YOUR GOAL
Pull out every line of the listing below where "sehingga" appears.
———
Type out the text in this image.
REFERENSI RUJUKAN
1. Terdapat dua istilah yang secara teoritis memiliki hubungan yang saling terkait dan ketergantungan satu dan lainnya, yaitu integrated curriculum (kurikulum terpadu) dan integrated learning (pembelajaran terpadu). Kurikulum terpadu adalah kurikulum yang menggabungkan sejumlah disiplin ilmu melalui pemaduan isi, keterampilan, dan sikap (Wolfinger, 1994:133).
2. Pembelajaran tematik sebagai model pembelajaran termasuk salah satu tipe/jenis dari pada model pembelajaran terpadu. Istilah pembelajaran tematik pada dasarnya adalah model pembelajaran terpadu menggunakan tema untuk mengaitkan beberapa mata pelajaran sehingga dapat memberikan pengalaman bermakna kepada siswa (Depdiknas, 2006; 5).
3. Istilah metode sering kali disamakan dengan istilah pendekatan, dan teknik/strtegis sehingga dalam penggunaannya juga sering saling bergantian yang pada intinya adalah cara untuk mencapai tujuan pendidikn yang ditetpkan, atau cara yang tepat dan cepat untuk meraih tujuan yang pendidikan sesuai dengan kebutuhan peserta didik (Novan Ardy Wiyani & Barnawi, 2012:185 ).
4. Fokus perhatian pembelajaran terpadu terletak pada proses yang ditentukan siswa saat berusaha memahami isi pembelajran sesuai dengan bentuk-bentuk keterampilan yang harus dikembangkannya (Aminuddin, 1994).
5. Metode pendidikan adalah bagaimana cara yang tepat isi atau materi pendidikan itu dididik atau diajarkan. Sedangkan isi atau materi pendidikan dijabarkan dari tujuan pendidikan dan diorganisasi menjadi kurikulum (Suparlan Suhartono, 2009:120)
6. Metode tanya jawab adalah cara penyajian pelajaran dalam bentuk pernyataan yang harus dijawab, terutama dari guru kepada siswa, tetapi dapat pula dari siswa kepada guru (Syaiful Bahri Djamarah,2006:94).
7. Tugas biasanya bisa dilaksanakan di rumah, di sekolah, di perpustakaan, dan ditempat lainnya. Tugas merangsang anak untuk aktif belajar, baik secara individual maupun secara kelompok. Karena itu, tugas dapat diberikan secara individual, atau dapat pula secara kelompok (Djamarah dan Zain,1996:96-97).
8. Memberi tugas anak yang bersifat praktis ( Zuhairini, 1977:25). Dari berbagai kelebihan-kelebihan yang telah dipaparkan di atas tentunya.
———
RESULT BELOW
2. Pembelajaran tematik sebagai model pembelajaran termasuk salah satu tipe/jenis dari pada model pembelajaran terpadu. Istilah pembelajaran tematik pada dasarnya adalah model pembelajaran terpadu menggunakan tema untuk mengaitkan beberapa mata pelajaran sehingga dapat memberikan pengalaman bermakna kepada siswa (Depdiknas, 2006; 5).
3. Istilah metode sering kali disamakan dengan istilah pendekatan, dan teknik/strtegis sehingga dalam penggunaannya juga sering saling bergantian yang pada intinya adalah cara untuk mencapai tujuan pendidikn yang ditetpkan, atau cara yang tepat dan cepat untuk meraih tujuan yang pendidikan sesuai dengan kebutuhan peserta didik (Novan Ardy Wiyani & Barnawi, 2012:185 ).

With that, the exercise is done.